[start of Information given]
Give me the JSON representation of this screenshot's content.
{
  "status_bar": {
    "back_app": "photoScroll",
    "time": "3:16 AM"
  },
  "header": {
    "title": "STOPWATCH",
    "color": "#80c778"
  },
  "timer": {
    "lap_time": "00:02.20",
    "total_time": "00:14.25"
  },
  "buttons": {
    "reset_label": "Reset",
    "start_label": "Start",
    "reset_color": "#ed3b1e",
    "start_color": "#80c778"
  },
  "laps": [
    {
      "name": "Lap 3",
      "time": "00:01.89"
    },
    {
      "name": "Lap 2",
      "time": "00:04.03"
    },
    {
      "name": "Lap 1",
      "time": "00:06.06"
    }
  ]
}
[end of Information given]
[start of Information given]
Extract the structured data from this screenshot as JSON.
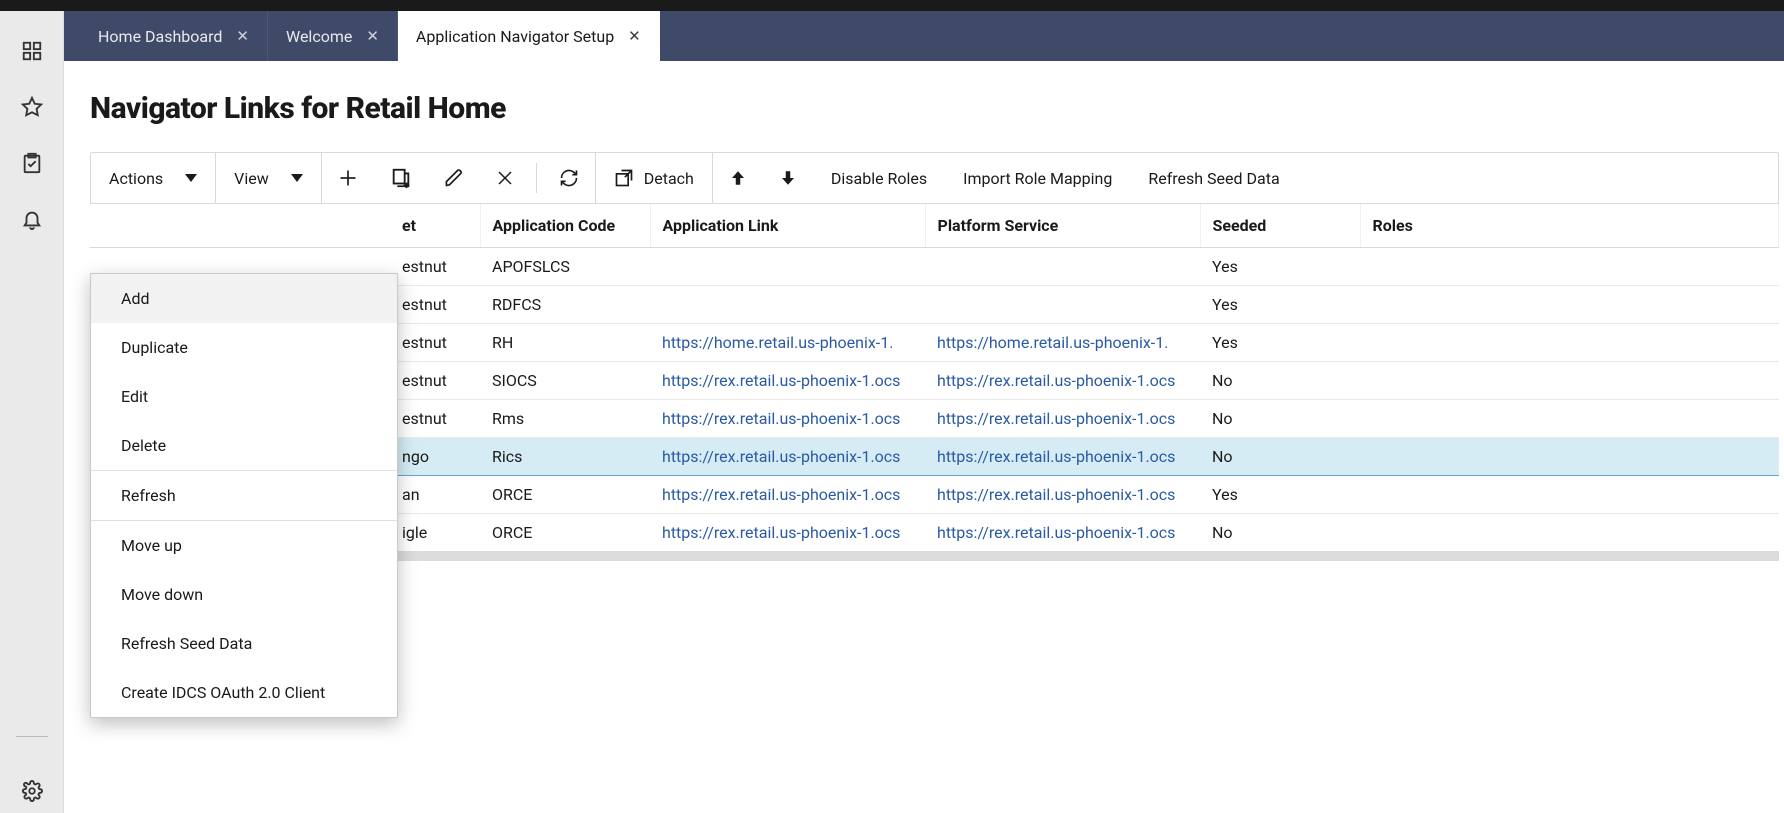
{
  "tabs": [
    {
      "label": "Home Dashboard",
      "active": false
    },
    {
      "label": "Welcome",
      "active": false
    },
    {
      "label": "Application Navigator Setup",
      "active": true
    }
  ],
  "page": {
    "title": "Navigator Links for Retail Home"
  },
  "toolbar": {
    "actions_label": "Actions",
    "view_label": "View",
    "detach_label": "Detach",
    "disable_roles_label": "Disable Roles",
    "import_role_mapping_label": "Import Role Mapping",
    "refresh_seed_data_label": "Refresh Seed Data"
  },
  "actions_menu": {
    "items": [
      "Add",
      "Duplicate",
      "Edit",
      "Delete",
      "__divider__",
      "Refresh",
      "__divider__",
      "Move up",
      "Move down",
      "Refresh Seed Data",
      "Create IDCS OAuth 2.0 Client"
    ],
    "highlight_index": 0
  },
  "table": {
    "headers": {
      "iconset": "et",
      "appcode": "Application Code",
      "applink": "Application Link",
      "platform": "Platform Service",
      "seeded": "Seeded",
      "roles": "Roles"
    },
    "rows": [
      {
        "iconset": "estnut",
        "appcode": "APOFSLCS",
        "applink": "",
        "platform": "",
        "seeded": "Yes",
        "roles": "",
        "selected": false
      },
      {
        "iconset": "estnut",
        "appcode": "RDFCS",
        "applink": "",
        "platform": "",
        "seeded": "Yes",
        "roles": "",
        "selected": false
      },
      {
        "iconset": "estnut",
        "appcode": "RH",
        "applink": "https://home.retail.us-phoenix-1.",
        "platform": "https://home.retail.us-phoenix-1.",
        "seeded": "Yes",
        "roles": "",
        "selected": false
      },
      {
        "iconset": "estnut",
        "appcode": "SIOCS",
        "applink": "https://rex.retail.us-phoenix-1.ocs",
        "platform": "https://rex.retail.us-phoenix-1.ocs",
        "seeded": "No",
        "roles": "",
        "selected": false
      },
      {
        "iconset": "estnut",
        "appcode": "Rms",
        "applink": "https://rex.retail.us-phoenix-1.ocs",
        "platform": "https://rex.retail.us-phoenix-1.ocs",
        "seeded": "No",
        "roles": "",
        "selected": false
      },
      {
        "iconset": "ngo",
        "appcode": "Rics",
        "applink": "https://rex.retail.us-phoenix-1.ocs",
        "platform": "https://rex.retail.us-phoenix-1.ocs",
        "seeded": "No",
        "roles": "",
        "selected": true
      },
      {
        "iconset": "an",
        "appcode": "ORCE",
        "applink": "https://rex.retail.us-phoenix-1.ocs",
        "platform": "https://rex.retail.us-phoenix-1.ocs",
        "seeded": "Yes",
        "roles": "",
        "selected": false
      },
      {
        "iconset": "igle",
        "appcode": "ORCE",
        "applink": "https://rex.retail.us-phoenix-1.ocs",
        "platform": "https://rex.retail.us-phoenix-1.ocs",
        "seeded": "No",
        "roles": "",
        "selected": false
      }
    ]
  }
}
[end of Information given]
Problem statement →
For the data above, state only how many lines include the word "JSON".

Answer to this problem →
2